━━ Records ━━

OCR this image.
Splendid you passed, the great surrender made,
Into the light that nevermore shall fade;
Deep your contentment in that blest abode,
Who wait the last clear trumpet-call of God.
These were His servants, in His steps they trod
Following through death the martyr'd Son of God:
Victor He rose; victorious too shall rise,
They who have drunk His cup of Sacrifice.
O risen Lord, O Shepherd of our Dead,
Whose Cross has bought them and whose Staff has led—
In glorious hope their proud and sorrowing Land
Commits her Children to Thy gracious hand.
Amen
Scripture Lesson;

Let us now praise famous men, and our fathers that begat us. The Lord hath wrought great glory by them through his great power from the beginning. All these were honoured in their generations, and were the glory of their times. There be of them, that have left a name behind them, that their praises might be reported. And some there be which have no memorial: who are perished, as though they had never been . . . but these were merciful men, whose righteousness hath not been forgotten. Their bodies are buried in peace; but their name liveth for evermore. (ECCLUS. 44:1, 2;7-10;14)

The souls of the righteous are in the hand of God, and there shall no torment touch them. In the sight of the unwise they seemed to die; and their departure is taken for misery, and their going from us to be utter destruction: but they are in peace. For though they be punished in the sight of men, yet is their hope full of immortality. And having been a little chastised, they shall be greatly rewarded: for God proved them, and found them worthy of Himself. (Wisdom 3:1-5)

━━━

Reproduce each line of the material above precisely.

OCR this image.
Splendid you passed, the great surrender made,
Into the light that nevermore shall fade;
Deep your contentment in that blest abode,
Who wait the last clear trumpet-call of God.
These were His servants, in His steps they trod
Following through death the martyr'd Son of God:
Victor He rose; victorious too shall rise,
They who have drunk His cup of Sacrifice.
O risen Lord, O Shepherd of our Dead,
Whose Cross has bought them and whose Staff has led—
In glorious hope their proud and sorrowing Land
Commits her Children to Thy gracious hand.
Amen
Scripture Lesson;

Let us now praise famous men, and our fathers that begat us. The Lord hath wrought great glory by them through his great power from the beginning. All these were honoured in their generations, and were the glory of their times. There be of them, that have left a name behind them, that their praises might be reported. And some there be which have no memorial: who are perished, as though they had never been . . . but these were merciful men, whose righteousness hath not been forgotten. Their bodies are buried in peace; but their name liveth for evermore. (ECCLUS. 44:1, 2;7-10;14)

The souls of the righteous are in the hand of God, and there shall no torment touch them. In the sight of the unwise they seemed to die; and their departure is taken for misery, and their going from us to be utter destruction: but they are in peace. For though they be punished in the sight of men, yet is their hope full of immortality. And having been a little chastised, they shall be greatly rewarded: for God proved them, and found them worthy of Himself. (Wisdom 3:1-5)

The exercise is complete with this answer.